- PROBLEM STATEMENT -
Work out how many lines of the records hold the string "name", and reply with that number alone.
:: RECORD LIST
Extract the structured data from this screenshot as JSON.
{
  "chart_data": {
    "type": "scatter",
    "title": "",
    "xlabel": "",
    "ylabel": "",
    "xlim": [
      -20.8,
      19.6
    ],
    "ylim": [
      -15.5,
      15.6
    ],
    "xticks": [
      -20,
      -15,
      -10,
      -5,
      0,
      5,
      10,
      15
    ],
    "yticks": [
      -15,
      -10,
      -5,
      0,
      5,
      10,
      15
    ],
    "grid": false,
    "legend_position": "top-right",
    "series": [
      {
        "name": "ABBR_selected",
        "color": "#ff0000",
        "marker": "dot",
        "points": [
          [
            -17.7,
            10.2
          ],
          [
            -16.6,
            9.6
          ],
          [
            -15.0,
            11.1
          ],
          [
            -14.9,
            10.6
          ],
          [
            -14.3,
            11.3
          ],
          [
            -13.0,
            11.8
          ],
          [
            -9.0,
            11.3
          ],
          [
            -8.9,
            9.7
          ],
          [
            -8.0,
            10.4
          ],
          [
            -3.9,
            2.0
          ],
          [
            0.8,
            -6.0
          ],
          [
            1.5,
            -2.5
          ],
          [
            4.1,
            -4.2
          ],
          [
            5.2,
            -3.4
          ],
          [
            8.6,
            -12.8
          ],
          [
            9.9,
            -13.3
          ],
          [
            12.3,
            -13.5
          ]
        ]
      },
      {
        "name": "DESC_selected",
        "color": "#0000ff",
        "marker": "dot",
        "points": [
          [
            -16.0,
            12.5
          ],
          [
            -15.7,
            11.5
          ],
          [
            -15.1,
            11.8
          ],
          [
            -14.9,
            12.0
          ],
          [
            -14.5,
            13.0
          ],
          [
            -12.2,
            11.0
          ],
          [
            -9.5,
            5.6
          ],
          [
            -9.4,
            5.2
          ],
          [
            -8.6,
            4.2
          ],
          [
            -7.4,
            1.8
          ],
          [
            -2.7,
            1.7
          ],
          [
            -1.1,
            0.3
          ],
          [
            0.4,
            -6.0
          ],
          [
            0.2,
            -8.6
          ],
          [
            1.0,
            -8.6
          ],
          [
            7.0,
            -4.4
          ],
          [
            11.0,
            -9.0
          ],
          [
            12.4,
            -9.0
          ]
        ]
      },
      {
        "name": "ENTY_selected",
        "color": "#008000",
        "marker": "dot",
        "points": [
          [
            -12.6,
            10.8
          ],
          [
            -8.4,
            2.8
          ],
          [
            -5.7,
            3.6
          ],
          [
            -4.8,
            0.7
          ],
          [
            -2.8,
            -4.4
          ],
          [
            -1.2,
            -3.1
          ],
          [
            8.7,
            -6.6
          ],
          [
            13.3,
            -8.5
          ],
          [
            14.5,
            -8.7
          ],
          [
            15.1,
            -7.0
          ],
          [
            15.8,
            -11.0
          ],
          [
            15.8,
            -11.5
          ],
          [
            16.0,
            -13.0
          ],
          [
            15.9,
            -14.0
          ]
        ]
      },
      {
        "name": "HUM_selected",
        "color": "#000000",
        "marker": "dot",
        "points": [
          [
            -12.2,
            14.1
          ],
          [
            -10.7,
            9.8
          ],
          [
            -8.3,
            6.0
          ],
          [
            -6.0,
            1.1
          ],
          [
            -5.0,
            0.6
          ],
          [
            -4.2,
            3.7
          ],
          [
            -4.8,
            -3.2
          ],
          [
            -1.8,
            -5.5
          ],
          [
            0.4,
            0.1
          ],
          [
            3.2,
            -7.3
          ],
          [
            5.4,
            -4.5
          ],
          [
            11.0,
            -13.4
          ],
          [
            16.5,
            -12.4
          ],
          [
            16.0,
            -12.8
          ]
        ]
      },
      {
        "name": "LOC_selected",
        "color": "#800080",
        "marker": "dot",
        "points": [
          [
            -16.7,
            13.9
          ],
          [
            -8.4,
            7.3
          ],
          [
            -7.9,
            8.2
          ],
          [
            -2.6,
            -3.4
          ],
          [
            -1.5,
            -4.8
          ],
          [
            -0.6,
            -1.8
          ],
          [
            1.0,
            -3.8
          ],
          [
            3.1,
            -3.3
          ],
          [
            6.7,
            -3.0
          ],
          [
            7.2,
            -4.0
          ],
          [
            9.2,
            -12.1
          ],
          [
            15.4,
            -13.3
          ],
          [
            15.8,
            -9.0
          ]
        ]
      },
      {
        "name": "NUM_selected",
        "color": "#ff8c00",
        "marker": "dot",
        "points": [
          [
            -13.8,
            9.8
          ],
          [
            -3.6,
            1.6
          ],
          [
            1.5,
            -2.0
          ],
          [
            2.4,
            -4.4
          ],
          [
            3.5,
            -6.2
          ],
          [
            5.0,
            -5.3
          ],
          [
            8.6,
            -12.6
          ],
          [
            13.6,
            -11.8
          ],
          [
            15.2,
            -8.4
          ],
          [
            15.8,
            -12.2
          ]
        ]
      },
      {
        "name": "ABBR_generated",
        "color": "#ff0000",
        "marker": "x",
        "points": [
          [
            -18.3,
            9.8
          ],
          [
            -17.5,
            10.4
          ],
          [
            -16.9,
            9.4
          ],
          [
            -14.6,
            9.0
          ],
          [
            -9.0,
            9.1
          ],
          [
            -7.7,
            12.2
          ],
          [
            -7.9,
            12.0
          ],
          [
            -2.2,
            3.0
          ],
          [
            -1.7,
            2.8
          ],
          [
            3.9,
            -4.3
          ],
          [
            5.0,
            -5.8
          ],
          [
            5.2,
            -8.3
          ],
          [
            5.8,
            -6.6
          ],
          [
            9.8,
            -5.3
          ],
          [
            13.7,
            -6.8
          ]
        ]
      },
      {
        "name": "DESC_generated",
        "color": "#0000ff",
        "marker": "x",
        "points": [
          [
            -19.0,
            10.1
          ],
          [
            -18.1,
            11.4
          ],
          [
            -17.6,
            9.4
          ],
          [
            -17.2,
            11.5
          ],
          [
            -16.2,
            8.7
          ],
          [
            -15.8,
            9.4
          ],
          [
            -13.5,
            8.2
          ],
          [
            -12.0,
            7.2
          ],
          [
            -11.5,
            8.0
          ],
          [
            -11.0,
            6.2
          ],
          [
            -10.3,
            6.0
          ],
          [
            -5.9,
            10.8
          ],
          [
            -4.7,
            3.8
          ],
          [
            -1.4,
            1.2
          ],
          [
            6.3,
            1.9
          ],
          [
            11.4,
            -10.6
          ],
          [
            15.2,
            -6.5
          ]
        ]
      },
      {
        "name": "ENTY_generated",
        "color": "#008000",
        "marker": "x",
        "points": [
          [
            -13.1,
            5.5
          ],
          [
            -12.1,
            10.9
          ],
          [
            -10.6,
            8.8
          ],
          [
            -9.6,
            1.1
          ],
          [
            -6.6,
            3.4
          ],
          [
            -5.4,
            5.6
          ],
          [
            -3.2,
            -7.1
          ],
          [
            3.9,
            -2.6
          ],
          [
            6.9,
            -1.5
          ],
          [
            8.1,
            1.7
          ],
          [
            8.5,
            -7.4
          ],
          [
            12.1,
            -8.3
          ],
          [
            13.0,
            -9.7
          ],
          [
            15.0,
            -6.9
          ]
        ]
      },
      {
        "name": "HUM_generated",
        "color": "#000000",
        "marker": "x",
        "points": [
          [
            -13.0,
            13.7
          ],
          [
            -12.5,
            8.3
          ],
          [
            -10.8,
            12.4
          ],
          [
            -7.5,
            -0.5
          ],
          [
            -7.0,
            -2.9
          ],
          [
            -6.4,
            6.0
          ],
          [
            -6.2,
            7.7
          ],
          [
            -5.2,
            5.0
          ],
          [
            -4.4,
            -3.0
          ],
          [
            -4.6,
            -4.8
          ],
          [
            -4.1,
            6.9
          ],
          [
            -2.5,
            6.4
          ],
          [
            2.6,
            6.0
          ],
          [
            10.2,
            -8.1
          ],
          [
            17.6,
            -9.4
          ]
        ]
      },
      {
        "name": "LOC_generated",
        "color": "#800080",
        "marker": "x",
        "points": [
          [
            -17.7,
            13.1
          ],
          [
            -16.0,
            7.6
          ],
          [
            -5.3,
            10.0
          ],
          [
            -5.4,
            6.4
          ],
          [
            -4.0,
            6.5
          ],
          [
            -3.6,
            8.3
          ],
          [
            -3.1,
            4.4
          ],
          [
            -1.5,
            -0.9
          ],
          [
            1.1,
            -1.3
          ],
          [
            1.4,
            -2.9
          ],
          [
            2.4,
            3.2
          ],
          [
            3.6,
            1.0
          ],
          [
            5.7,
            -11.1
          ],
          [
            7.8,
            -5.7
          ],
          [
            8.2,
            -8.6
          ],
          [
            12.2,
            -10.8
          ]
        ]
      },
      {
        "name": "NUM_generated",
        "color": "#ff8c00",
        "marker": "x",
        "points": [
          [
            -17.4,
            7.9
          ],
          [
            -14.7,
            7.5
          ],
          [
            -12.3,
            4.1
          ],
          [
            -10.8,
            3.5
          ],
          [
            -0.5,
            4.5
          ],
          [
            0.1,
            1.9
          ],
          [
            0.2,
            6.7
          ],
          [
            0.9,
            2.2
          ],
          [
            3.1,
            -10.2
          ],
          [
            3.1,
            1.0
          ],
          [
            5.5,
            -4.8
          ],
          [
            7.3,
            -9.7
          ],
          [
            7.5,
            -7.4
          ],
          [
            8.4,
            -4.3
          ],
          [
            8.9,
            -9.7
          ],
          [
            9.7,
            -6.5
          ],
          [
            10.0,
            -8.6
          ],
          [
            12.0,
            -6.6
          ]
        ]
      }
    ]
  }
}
::::
- SOLUTION FOR THIS TASK -
12